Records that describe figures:
........

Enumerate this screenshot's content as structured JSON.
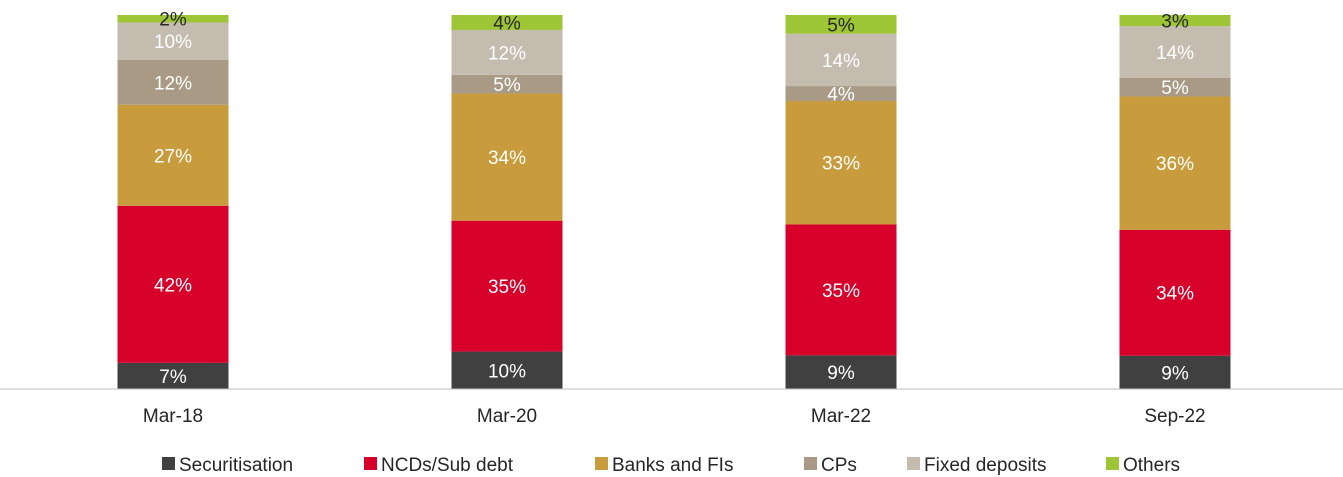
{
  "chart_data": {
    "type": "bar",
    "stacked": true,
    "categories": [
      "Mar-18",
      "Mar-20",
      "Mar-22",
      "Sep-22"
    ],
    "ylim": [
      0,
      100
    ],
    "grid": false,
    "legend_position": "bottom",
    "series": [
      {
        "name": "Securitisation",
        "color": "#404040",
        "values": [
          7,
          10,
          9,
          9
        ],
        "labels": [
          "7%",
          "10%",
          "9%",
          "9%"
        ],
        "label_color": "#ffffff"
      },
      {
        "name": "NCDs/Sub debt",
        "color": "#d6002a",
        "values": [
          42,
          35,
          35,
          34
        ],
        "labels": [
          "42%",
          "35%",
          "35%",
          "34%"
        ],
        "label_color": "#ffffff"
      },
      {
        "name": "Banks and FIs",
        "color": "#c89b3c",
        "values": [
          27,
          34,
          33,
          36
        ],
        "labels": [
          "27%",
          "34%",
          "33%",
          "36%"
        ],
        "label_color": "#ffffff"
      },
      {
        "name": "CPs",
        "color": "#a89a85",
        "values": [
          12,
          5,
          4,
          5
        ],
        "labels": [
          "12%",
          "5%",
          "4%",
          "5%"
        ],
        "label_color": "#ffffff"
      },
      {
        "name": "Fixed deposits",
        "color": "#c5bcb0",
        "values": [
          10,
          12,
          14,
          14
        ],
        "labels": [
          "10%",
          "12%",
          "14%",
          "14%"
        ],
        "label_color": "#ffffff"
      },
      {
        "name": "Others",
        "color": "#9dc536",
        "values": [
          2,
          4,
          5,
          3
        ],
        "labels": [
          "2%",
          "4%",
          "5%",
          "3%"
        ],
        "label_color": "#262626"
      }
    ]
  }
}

........

◆ What needs to be done ◆
Each line of the material must be retyped exactly, except that images are omitted.

◆ Result of this task ◆
Enumerate this screenshot's content as structured JSON.
{
  "chart_data": {
    "type": "bar",
    "stacked": true,
    "categories": [
      "Mar-18",
      "Mar-20",
      "Mar-22",
      "Sep-22"
    ],
    "ylim": [
      0,
      100
    ],
    "grid": false,
    "legend_position": "bottom",
    "series": [
      {
        "name": "Securitisation",
        "color": "#404040",
        "values": [
          7,
          10,
          9,
          9
        ],
        "labels": [
          "7%",
          "10%",
          "9%",
          "9%"
        ],
        "label_color": "#ffffff"
      },
      {
        "name": "NCDs/Sub debt",
        "color": "#d6002a",
        "values": [
          42,
          35,
          35,
          34
        ],
        "labels": [
          "42%",
          "35%",
          "35%",
          "34%"
        ],
        "label_color": "#ffffff"
      },
      {
        "name": "Banks and FIs",
        "color": "#c89b3c",
        "values": [
          27,
          34,
          33,
          36
        ],
        "labels": [
          "27%",
          "34%",
          "33%",
          "36%"
        ],
        "label_color": "#ffffff"
      },
      {
        "name": "CPs",
        "color": "#a89a85",
        "values": [
          12,
          5,
          4,
          5
        ],
        "labels": [
          "12%",
          "5%",
          "4%",
          "5%"
        ],
        "label_color": "#ffffff"
      },
      {
        "name": "Fixed deposits",
        "color": "#c5bcb0",
        "values": [
          10,
          12,
          14,
          14
        ],
        "labels": [
          "10%",
          "12%",
          "14%",
          "14%"
        ],
        "label_color": "#ffffff"
      },
      {
        "name": "Others",
        "color": "#9dc536",
        "values": [
          2,
          4,
          5,
          3
        ],
        "labels": [
          "2%",
          "4%",
          "5%",
          "3%"
        ],
        "label_color": "#262626"
      }
    ]
  }
}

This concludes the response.